• WORK TO DO: Set down every entry again word for word, please, but skip the pictures.

• GIVEN DATA:
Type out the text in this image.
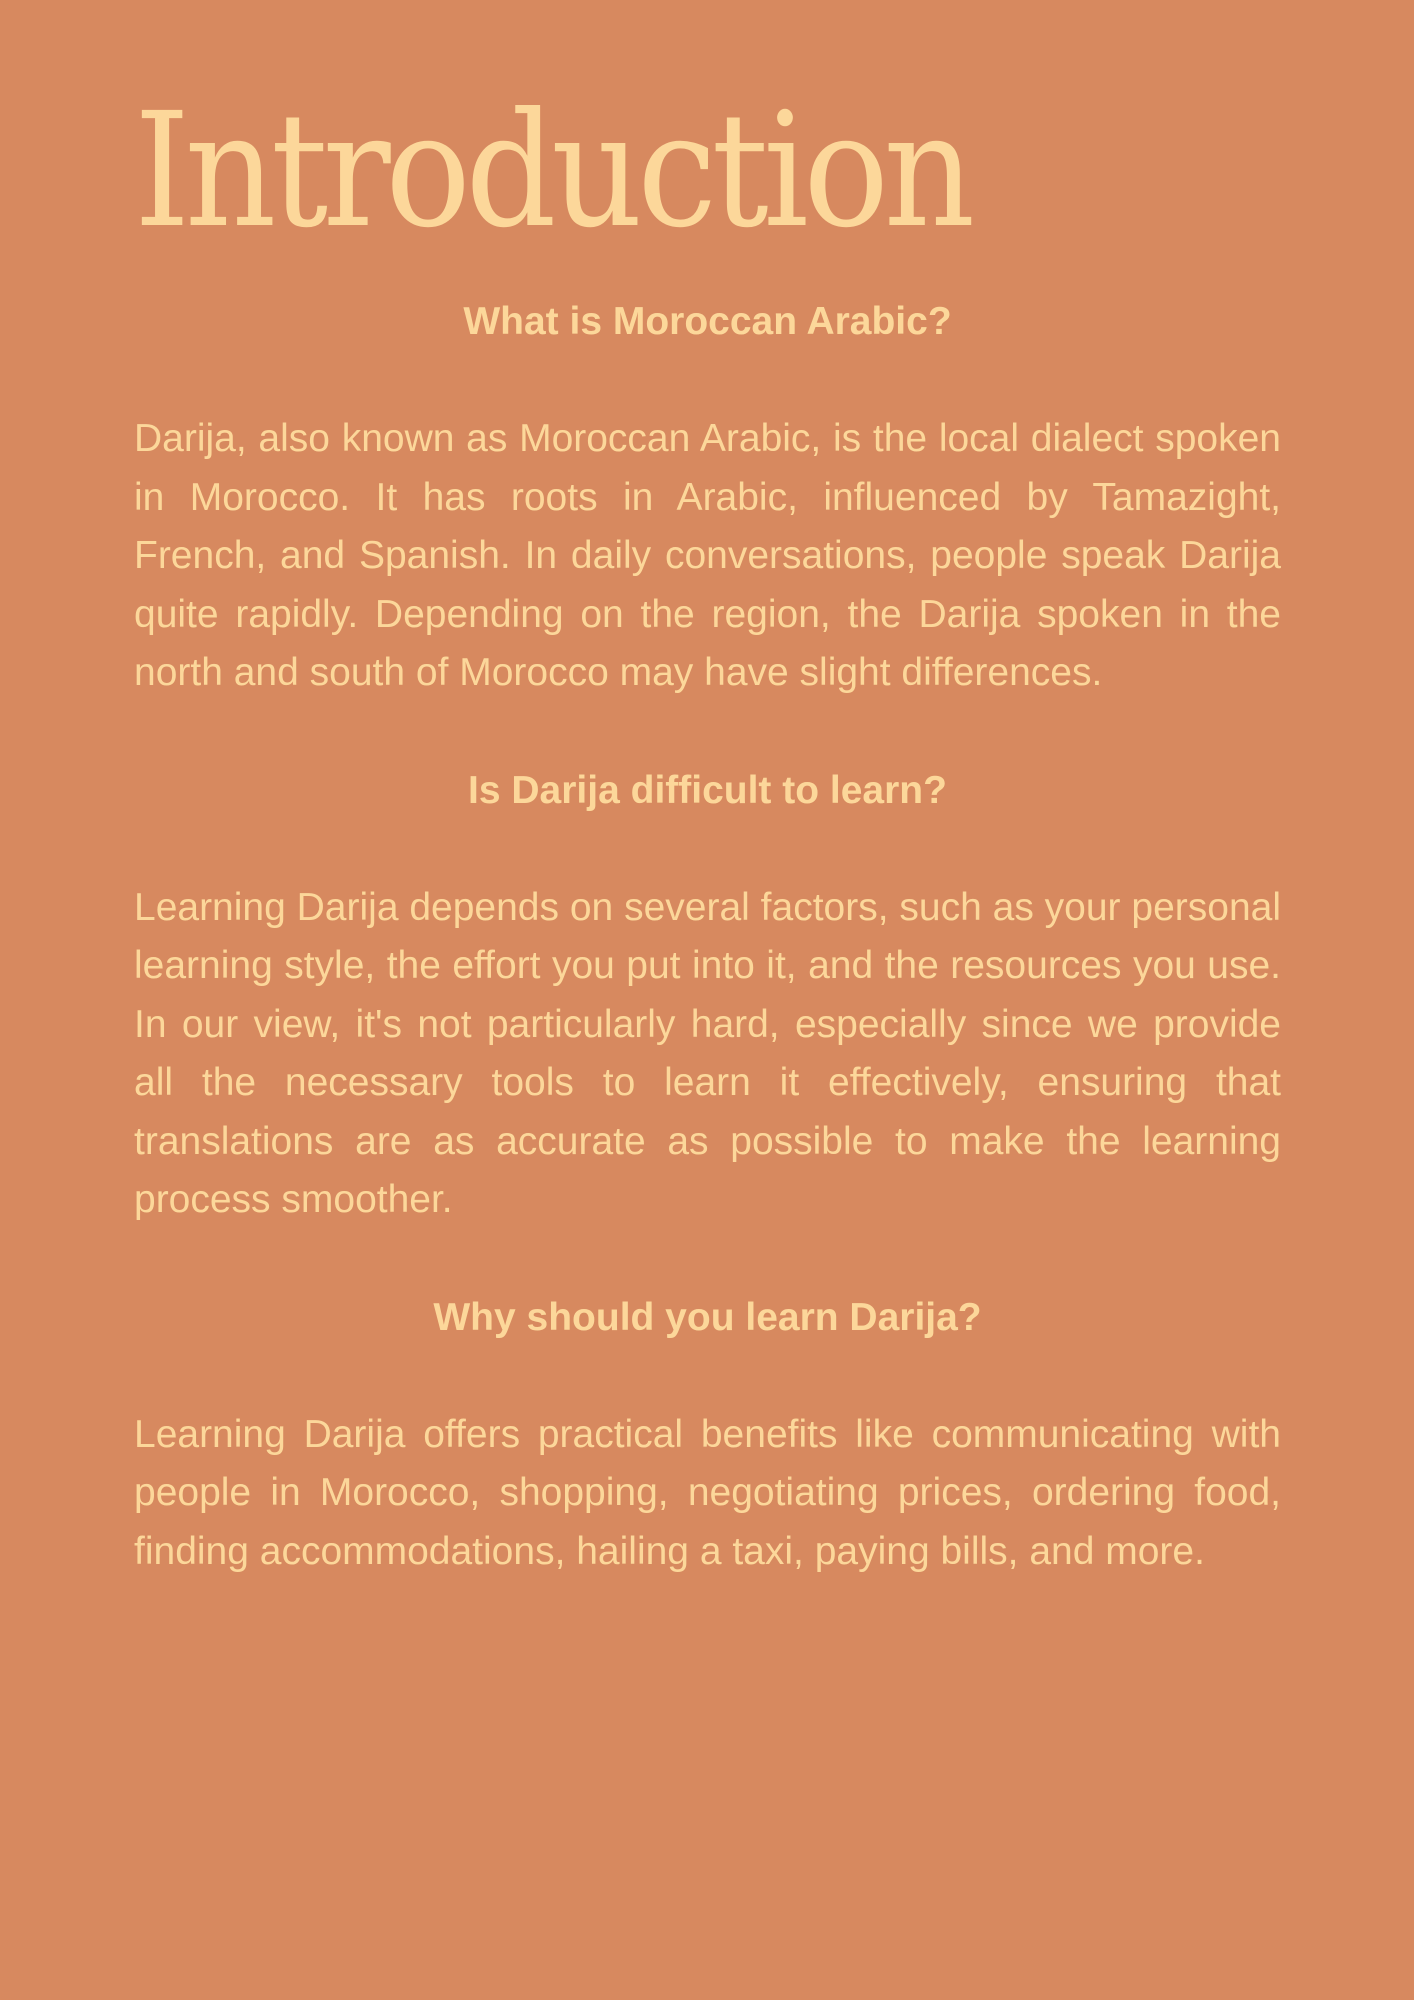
Introduction
What is Moroccan Arabic?

Darija, also known as Moroccan Arabic, is the local dialect spoken in Morocco. It has roots in Arabic, influenced by Tamazight, French, and Spanish. In daily conversations, people speak Darija quite rapidly. Depending on the region, the Darija spoken in the north and south of Morocco may have slight differences.

Is Darija difficult to learn?

Learning Darija depends on several factors, such as your personal learning style, the effort you put into it, and the resources you use. In our view, it's not particularly hard, especially since we provide all the necessary tools to learn it effectively, ensuring that translations are as accurate as possible to make the learning process smoother.

Why should you learn Darija?

Learning Darija offers practical benefits like communicating with people in Morocco, shopping, negotiating prices, ordering food, finding accommodations, hailing a taxi, paying bills, and more.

• EXERCISE OUTPUT:
Type out the text in this image.
Introduction
What is Moroccan Arabic?

Darija, also known as Moroccan Arabic, is the local dialect spoken in Morocco. It has roots in Arabic, influenced by Tamazight, French, and Spanish. In daily conversations, people speak Darija quite rapidly. Depending on the region, the Darija spoken in the north and south of Morocco may have slight differences.

Is Darija difficult to learn?

Learning Darija depends on several factors, such as your personal learning style, the effort you put into it, and the resources you use. In our view, it's not particularly hard, especially since we provide all the necessary tools to learn it effectively, ensuring that translations are as accurate as possible to make the learning process smoother.

Why should you learn Darija?

Learning Darija offers practical benefits like communicating with people in Morocco, shopping, negotiating prices, ordering food, finding accommodations, hailing a taxi, paying bills, and more.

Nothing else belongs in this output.